Given instruction | Beneath this sentence is a set of records; write each of them out exactly.

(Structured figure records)

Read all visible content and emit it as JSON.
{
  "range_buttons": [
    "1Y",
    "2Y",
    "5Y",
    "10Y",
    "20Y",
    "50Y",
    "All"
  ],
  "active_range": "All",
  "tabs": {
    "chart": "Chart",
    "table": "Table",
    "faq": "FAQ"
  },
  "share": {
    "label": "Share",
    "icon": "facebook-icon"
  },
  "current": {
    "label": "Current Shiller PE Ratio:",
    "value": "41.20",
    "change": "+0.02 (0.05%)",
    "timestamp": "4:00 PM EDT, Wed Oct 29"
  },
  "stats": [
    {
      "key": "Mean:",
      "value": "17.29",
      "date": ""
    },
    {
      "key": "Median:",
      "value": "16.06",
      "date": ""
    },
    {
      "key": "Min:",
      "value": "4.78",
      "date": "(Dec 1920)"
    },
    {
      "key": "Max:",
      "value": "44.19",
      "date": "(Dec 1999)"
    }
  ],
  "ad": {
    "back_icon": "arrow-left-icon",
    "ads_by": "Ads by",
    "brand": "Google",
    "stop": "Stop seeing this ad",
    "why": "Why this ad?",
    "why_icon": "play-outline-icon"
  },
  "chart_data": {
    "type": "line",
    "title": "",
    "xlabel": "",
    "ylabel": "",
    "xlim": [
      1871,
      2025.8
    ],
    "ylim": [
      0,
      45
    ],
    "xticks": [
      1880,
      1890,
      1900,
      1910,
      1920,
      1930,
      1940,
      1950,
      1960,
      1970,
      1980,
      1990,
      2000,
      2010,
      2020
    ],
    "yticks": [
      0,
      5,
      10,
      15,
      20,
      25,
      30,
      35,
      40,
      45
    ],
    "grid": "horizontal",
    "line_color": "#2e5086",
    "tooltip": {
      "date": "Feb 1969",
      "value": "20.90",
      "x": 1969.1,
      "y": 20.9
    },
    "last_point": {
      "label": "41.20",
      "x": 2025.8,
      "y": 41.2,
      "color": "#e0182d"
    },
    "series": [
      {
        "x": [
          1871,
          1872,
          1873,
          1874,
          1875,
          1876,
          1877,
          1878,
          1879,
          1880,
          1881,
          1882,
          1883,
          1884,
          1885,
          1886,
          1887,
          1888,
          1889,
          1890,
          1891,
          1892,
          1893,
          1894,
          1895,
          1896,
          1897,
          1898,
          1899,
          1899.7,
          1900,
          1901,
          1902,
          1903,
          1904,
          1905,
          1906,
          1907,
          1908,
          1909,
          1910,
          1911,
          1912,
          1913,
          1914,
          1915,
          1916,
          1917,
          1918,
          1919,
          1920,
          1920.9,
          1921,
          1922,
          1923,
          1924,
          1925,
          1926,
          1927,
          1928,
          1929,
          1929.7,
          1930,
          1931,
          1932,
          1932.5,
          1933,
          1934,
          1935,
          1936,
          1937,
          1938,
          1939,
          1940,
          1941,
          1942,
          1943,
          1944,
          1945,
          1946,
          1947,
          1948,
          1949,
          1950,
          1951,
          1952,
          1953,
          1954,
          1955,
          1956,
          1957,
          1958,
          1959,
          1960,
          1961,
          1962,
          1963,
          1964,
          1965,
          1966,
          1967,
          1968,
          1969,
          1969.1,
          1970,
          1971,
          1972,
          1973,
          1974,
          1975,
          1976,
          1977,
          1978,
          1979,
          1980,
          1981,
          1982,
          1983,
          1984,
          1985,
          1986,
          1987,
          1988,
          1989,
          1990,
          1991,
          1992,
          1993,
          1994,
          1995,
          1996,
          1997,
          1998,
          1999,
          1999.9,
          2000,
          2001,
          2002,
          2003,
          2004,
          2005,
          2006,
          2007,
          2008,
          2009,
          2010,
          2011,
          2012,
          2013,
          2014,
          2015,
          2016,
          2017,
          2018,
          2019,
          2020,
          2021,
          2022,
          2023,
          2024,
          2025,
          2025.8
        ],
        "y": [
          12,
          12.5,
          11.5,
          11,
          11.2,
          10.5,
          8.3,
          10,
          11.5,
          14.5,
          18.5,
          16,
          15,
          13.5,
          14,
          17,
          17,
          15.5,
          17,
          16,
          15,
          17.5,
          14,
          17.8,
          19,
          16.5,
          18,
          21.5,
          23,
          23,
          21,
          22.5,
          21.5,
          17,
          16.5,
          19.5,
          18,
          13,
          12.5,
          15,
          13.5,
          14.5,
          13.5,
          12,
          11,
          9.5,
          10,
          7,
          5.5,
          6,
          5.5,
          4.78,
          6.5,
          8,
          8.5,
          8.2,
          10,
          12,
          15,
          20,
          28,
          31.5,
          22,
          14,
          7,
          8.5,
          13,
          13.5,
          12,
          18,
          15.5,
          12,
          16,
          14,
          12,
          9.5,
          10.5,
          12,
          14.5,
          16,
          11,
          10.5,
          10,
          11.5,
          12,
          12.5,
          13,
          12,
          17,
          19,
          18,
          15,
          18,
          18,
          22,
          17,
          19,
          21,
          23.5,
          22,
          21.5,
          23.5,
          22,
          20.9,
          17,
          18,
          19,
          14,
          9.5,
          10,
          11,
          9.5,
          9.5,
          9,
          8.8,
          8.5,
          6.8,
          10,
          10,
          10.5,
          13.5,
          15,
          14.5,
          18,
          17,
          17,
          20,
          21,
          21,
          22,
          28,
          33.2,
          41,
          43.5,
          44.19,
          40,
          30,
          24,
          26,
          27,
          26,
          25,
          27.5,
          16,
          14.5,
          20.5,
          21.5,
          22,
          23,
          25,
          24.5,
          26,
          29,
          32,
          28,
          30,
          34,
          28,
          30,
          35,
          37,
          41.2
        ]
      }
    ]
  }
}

Full answer |
Read all visible content and emit it as JSON.
{
  "range_buttons": [
    "1Y",
    "2Y",
    "5Y",
    "10Y",
    "20Y",
    "50Y",
    "All"
  ],
  "active_range": "All",
  "tabs": {
    "chart": "Chart",
    "table": "Table",
    "faq": "FAQ"
  },
  "share": {
    "label": "Share",
    "icon": "facebook-icon"
  },
  "current": {
    "label": "Current Shiller PE Ratio:",
    "value": "41.20",
    "change": "+0.02 (0.05%)",
    "timestamp": "4:00 PM EDT, Wed Oct 29"
  },
  "stats": [
    {
      "key": "Mean:",
      "value": "17.29",
      "date": ""
    },
    {
      "key": "Median:",
      "value": "16.06",
      "date": ""
    },
    {
      "key": "Min:",
      "value": "4.78",
      "date": "(Dec 1920)"
    },
    {
      "key": "Max:",
      "value": "44.19",
      "date": "(Dec 1999)"
    }
  ],
  "ad": {
    "back_icon": "arrow-left-icon",
    "ads_by": "Ads by",
    "brand": "Google",
    "stop": "Stop seeing this ad",
    "why": "Why this ad?",
    "why_icon": "play-outline-icon"
  },
  "chart_data": {
    "type": "line",
    "title": "",
    "xlabel": "",
    "ylabel": "",
    "xlim": [
      1871,
      2025.8
    ],
    "ylim": [
      0,
      45
    ],
    "xticks": [
      1880,
      1890,
      1900,
      1910,
      1920,
      1930,
      1940,
      1950,
      1960,
      1970,
      1980,
      1990,
      2000,
      2010,
      2020
    ],
    "yticks": [
      0,
      5,
      10,
      15,
      20,
      25,
      30,
      35,
      40,
      45
    ],
    "grid": "horizontal",
    "line_color": "#2e5086",
    "tooltip": {
      "date": "Feb 1969",
      "value": "20.90",
      "x": 1969.1,
      "y": 20.9
    },
    "last_point": {
      "label": "41.20",
      "x": 2025.8,
      "y": 41.2,
      "color": "#e0182d"
    },
    "series": [
      {
        "x": [
          1871,
          1872,
          1873,
          1874,
          1875,
          1876,
          1877,
          1878,
          1879,
          1880,
          1881,
          1882,
          1883,
          1884,
          1885,
          1886,
          1887,
          1888,
          1889,
          1890,
          1891,
          1892,
          1893,
          1894,
          1895,
          1896,
          1897,
          1898,
          1899,
          1899.7,
          1900,
          1901,
          1902,
          1903,
          1904,
          1905,
          1906,
          1907,
          1908,
          1909,
          1910,
          1911,
          1912,
          1913,
          1914,
          1915,
          1916,
          1917,
          1918,
          1919,
          1920,
          1920.9,
          1921,
          1922,
          1923,
          1924,
          1925,
          1926,
          1927,
          1928,
          1929,
          1929.7,
          1930,
          1931,
          1932,
          1932.5,
          1933,
          1934,
          1935,
          1936,
          1937,
          1938,
          1939,
          1940,
          1941,
          1942,
          1943,
          1944,
          1945,
          1946,
          1947,
          1948,
          1949,
          1950,
          1951,
          1952,
          1953,
          1954,
          1955,
          1956,
          1957,
          1958,
          1959,
          1960,
          1961,
          1962,
          1963,
          1964,
          1965,
          1966,
          1967,
          1968,
          1969,
          1969.1,
          1970,
          1971,
          1972,
          1973,
          1974,
          1975,
          1976,
          1977,
          1978,
          1979,
          1980,
          1981,
          1982,
          1983,
          1984,
          1985,
          1986,
          1987,
          1988,
          1989,
          1990,
          1991,
          1992,
          1993,
          1994,
          1995,
          1996,
          1997,
          1998,
          1999,
          1999.9,
          2000,
          2001,
          2002,
          2003,
          2004,
          2005,
          2006,
          2007,
          2008,
          2009,
          2010,
          2011,
          2012,
          2013,
          2014,
          2015,
          2016,
          2017,
          2018,
          2019,
          2020,
          2021,
          2022,
          2023,
          2024,
          2025,
          2025.8
        ],
        "y": [
          12,
          12.5,
          11.5,
          11,
          11.2,
          10.5,
          8.3,
          10,
          11.5,
          14.5,
          18.5,
          16,
          15,
          13.5,
          14,
          17,
          17,
          15.5,
          17,
          16,
          15,
          17.5,
          14,
          17.8,
          19,
          16.5,
          18,
          21.5,
          23,
          23,
          21,
          22.5,
          21.5,
          17,
          16.5,
          19.5,
          18,
          13,
          12.5,
          15,
          13.5,
          14.5,
          13.5,
          12,
          11,
          9.5,
          10,
          7,
          5.5,
          6,
          5.5,
          4.78,
          6.5,
          8,
          8.5,
          8.2,
          10,
          12,
          15,
          20,
          28,
          31.5,
          22,
          14,
          7,
          8.5,
          13,
          13.5,
          12,
          18,
          15.5,
          12,
          16,
          14,
          12,
          9.5,
          10.5,
          12,
          14.5,
          16,
          11,
          10.5,
          10,
          11.5,
          12,
          12.5,
          13,
          12,
          17,
          19,
          18,
          15,
          18,
          18,
          22,
          17,
          19,
          21,
          23.5,
          22,
          21.5,
          23.5,
          22,
          20.9,
          17,
          18,
          19,
          14,
          9.5,
          10,
          11,
          9.5,
          9.5,
          9,
          8.8,
          8.5,
          6.8,
          10,
          10,
          10.5,
          13.5,
          15,
          14.5,
          18,
          17,
          17,
          20,
          21,
          21,
          22,
          28,
          33.2,
          41,
          43.5,
          44.19,
          40,
          30,
          24,
          26,
          27,
          26,
          25,
          27.5,
          16,
          14.5,
          20.5,
          21.5,
          22,
          23,
          25,
          24.5,
          26,
          29,
          32,
          28,
          30,
          34,
          28,
          30,
          35,
          37,
          41.2
        ]
      }
    ]
  }
}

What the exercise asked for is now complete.